═══ Data lines

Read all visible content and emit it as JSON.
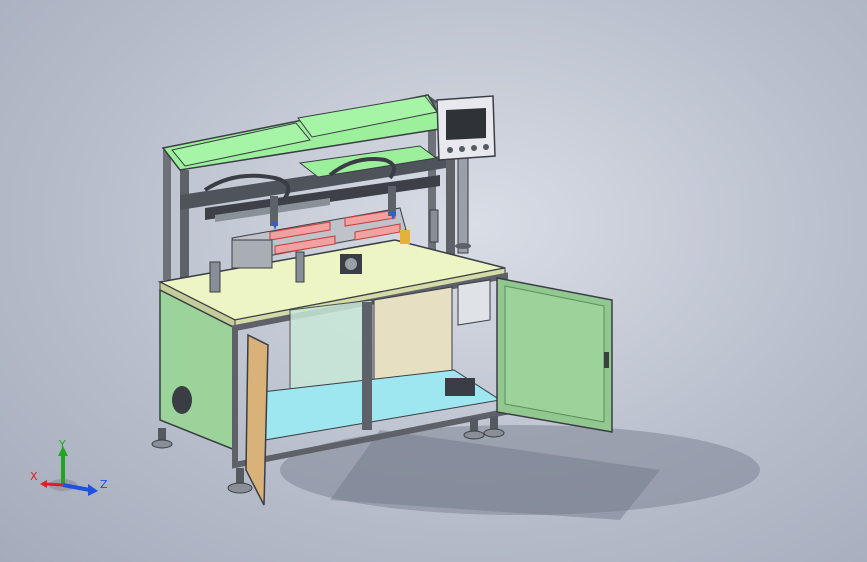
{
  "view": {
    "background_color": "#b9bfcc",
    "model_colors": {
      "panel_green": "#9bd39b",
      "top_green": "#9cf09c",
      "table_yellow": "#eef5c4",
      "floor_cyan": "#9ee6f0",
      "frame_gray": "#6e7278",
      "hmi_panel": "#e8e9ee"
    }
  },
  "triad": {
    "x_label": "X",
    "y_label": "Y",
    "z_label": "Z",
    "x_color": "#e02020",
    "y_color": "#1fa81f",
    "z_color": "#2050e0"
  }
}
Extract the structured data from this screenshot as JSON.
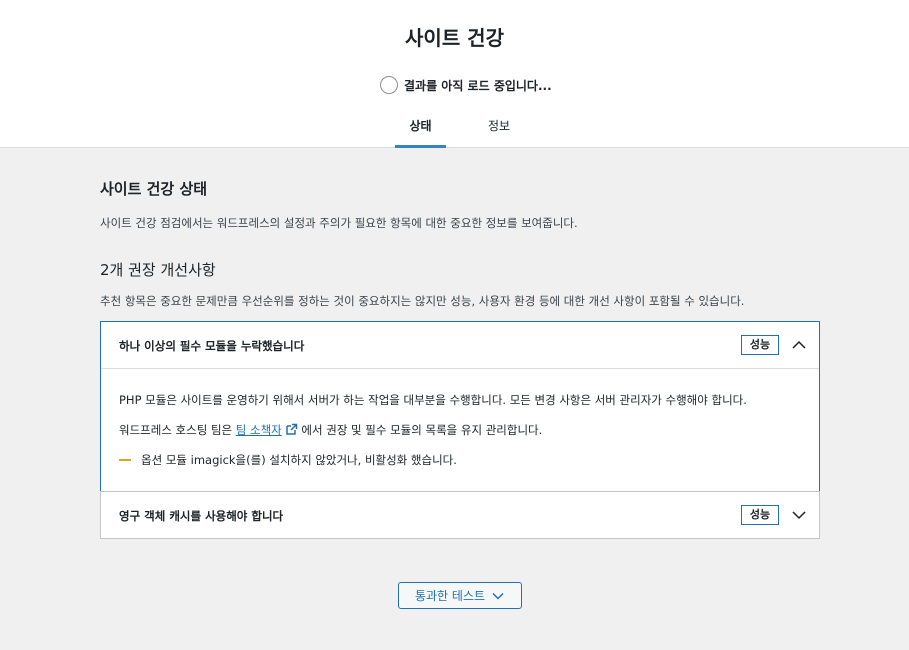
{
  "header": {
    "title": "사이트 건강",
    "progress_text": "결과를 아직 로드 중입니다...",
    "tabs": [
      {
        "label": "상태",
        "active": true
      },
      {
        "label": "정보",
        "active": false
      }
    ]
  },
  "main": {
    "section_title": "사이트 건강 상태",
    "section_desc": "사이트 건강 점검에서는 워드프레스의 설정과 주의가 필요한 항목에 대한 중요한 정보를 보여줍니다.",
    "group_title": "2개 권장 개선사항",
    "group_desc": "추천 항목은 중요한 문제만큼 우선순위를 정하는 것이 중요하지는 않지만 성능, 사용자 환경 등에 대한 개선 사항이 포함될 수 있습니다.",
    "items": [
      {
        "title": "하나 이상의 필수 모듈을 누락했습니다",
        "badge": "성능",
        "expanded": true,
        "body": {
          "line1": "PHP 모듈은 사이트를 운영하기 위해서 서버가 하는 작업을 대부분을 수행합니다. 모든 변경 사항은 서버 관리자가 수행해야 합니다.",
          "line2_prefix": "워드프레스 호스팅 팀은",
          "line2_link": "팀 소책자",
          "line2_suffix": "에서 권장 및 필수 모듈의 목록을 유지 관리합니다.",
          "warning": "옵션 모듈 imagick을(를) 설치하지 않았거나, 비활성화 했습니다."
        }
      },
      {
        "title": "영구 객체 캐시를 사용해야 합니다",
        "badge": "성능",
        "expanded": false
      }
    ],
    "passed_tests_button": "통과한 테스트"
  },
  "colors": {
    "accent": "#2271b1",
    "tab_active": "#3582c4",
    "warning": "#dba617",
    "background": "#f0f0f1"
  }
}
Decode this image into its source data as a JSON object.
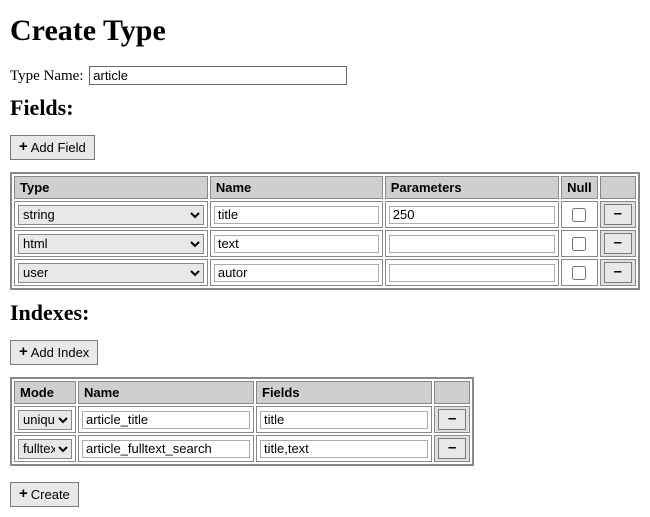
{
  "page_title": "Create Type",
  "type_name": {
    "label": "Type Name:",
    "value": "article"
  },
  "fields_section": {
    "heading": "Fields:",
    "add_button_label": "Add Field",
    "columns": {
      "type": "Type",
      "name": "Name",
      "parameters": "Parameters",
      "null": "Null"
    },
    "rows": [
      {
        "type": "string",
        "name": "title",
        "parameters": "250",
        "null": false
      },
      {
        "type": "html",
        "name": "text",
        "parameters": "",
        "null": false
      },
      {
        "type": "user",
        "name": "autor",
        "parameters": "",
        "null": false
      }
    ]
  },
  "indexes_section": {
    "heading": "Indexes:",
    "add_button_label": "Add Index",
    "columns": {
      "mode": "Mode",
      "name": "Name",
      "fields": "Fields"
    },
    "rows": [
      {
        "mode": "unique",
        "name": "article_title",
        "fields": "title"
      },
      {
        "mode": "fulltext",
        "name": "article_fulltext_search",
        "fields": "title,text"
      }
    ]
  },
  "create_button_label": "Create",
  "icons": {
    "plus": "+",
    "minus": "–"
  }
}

══════

◆ Short task: Repeat everything in the records precisely. Images are excluded from the copy.

◆ Exercise answer:
Read all visible content and emit it as JSON.
{
  "view": {
    "background_color": "#b9bfcc",
    "model_colors": {
      "panel_green": "#9bd39b",
      "top_green": "#9cf09c",
      "table_yellow": "#eef5c4",
      "floor_cyan": "#9ee6f0",
      "frame_gray": "#6e7278",
      "hmi_panel": "#e8e9ee"
    }
  },
  "triad": {
    "x_label": "X",
    "y_label": "Y",
    "z_label": "Z",
    "x_color": "#e02020",
    "y_color": "#1fa81f",
    "z_color": "#2050e0"
  }
}
Extract the structured data from this screenshot as JSON.
{
  "header": {
    "title": "사이트 건강",
    "progress_text": "결과를 아직 로드 중입니다...",
    "tabs": [
      {
        "label": "상태",
        "active": true
      },
      {
        "label": "정보",
        "active": false
      }
    ]
  },
  "main": {
    "section_title": "사이트 건강 상태",
    "section_desc": "사이트 건강 점검에서는 워드프레스의 설정과 주의가 필요한 항목에 대한 중요한 정보를 보여줍니다.",
    "group_title": "2개 권장 개선사항",
    "group_desc": "추천 항목은 중요한 문제만큼 우선순위를 정하는 것이 중요하지는 않지만 성능, 사용자 환경 등에 대한 개선 사항이 포함될 수 있습니다.",
    "items": [
      {
        "title": "하나 이상의 필수 모듈을 누락했습니다",
        "badge": "성능",
        "expanded": true,
        "body": {
          "line1": "PHP 모듈은 사이트를 운영하기 위해서 서버가 하는 작업을 대부분을 수행합니다. 모든 변경 사항은 서버 관리자가 수행해야 합니다.",
          "line2_prefix": "워드프레스 호스팅 팀은",
          "line2_link": "팀 소책자",
          "line2_suffix": "에서 권장 및 필수 모듈의 목록을 유지 관리합니다.",
          "warning": "옵션 모듈 imagick을(를) 설치하지 않았거나, 비활성화 했습니다."
        }
      },
      {
        "title": "영구 객체 캐시를 사용해야 합니다",
        "badge": "성능",
        "expanded": false
      }
    ],
    "passed_tests_button": "통과한 테스트"
  },
  "colors": {
    "accent": "#2271b1",
    "tab_active": "#3582c4",
    "warning": "#dba617",
    "background": "#f0f0f1"
  }
}
Decode this image into its source data as a JSON object.
{
  "page_title": "Create Type",
  "type_name": {
    "label": "Type Name:",
    "value": "article"
  },
  "fields_section": {
    "heading": "Fields:",
    "add_button_label": "Add Field",
    "columns": {
      "type": "Type",
      "name": "Name",
      "parameters": "Parameters",
      "null": "Null"
    },
    "rows": [
      {
        "type": "string",
        "name": "title",
        "parameters": "250",
        "null": false
      },
      {
        "type": "html",
        "name": "text",
        "parameters": "",
        "null": false
      },
      {
        "type": "user",
        "name": "autor",
        "parameters": "",
        "null": false
      }
    ]
  },
  "indexes_section": {
    "heading": "Indexes:",
    "add_button_label": "Add Index",
    "columns": {
      "mode": "Mode",
      "name": "Name",
      "fields": "Fields"
    },
    "rows": [
      {
        "mode": "unique",
        "name": "article_title",
        "fields": "title"
      },
      {
        "mode": "fulltext",
        "name": "article_fulltext_search",
        "fields": "title,text"
      }
    ]
  },
  "create_button_label": "Create",
  "icons": {
    "plus": "+",
    "minus": "–"
  }
}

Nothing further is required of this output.